## Start Material provided
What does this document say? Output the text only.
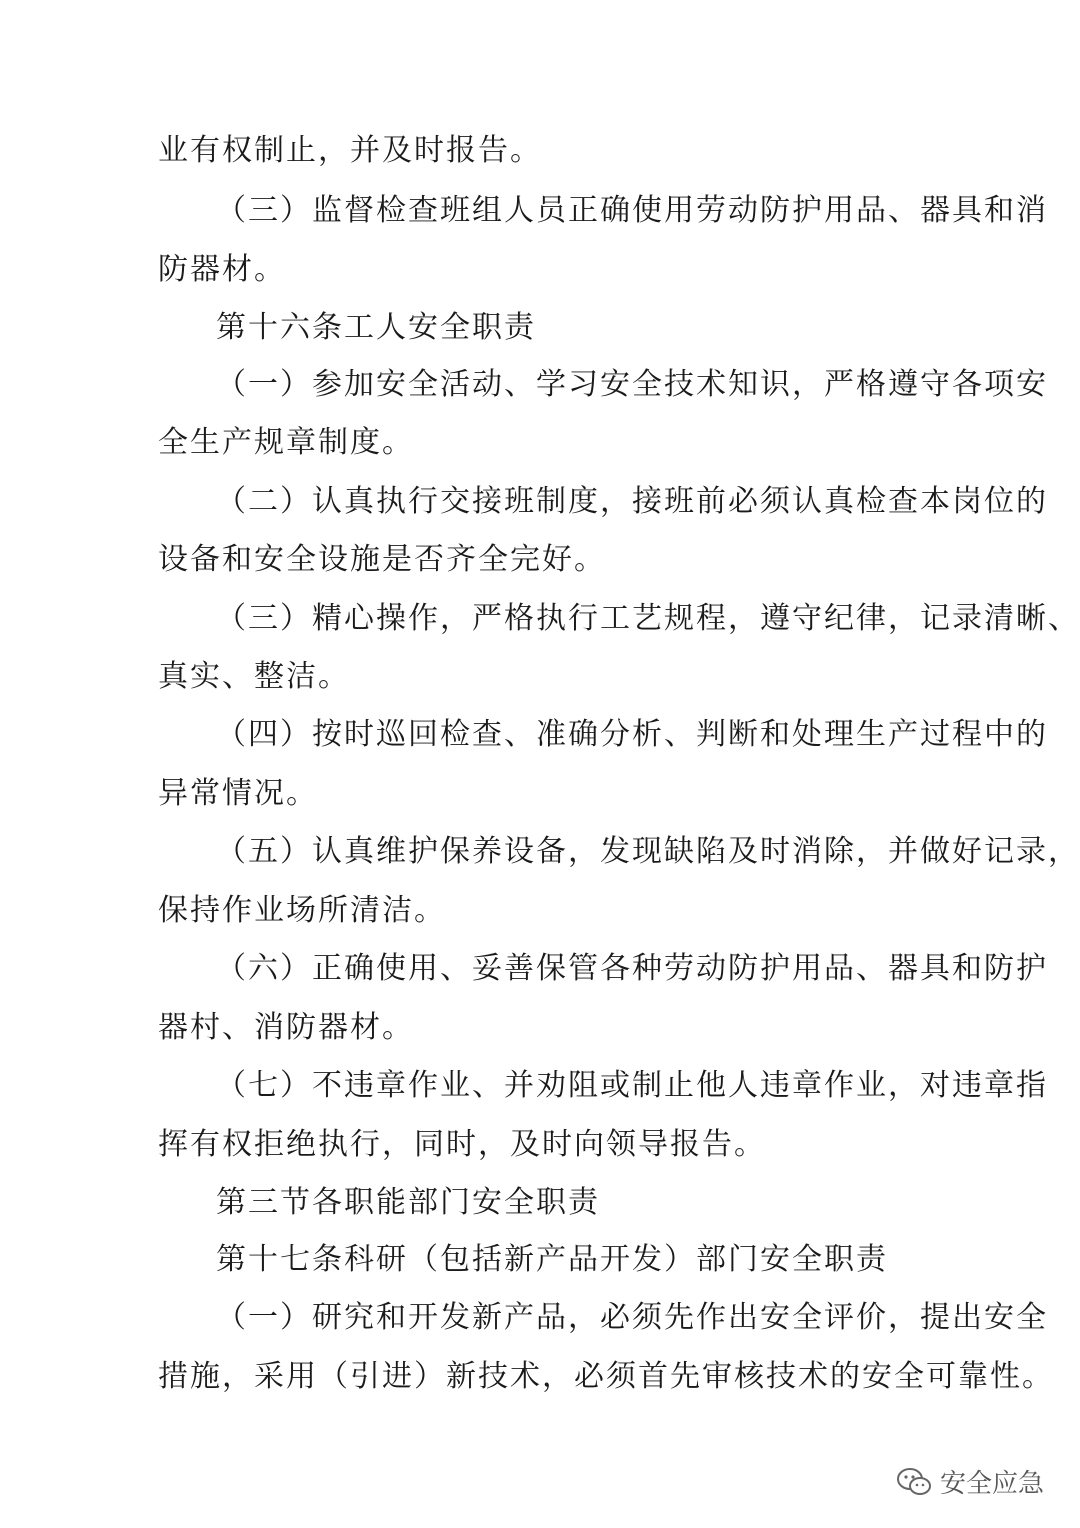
业有权制止，并及时报告。
（三）监督检查班组人员正确使用劳动防护用品、器具和消
防器材。
第十六条工人安全职责
（一）参加安全活动、学习安全技术知识，严格遵守各项安
全生产规章制度。
（二）认真执行交接班制度，接班前必须认真检查本岗位的
设备和安全设施是否齐全完好。
（三）精心操作，严格执行工艺规程，遵守纪律，记录清晰、
真实、整洁。
（四）按时巡回检查、准确分析、判断和处理生产过程中的
异常情况。
（五）认真维护保养设备，发现缺陷及时消除，并做好记录，
保持作业场所清洁。
（六）正确使用、妥善保管各种劳动防护用品、器具和防护
器村、消防器材。
（七）不违章作业、并劝阻或制止他人违章作业，对违章指
挥有权拒绝执行，同时，及时向领导报告。
第三节各职能部门安全职责
第十七条科研（包括新产品开发）部门安全职责
（一）研究和开发新产品，必须先作出安全评价，提出安全
措施，采用（引进）新技术，必须首先审核技术的安全可靠性。
安全应急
## End Material provided
- [Request]: All records must be output exactly as they are, except for the pictures, which are left out.

- [Output for this task]:
What does this document say? Output the text only.
业有权制止，并及时报告。
（三）监督检查班组人员正确使用劳动防护用品、器具和消
防器材。
第十六条工人安全职责
（一）参加安全活动、学习安全技术知识，严格遵守各项安
全生产规章制度。
（二）认真执行交接班制度，接班前必须认真检查本岗位的
设备和安全设施是否齐全完好。
（三）精心操作，严格执行工艺规程，遵守纪律，记录清晰、
真实、整洁。
（四）按时巡回检查、准确分析、判断和处理生产过程中的
异常情况。
（五）认真维护保养设备，发现缺陷及时消除，并做好记录，
保持作业场所清洁。
（六）正确使用、妥善保管各种劳动防护用品、器具和防护
器村、消防器材。
（七）不违章作业、并劝阻或制止他人违章作业，对违章指
挥有权拒绝执行，同时，及时向领导报告。
第三节各职能部门安全职责
第十七条科研（包括新产品开发）部门安全职责
（一）研究和开发新产品，必须先作出安全评价，提出安全
措施，采用（引进）新技术，必须首先审核技术的安全可靠性。
安全应急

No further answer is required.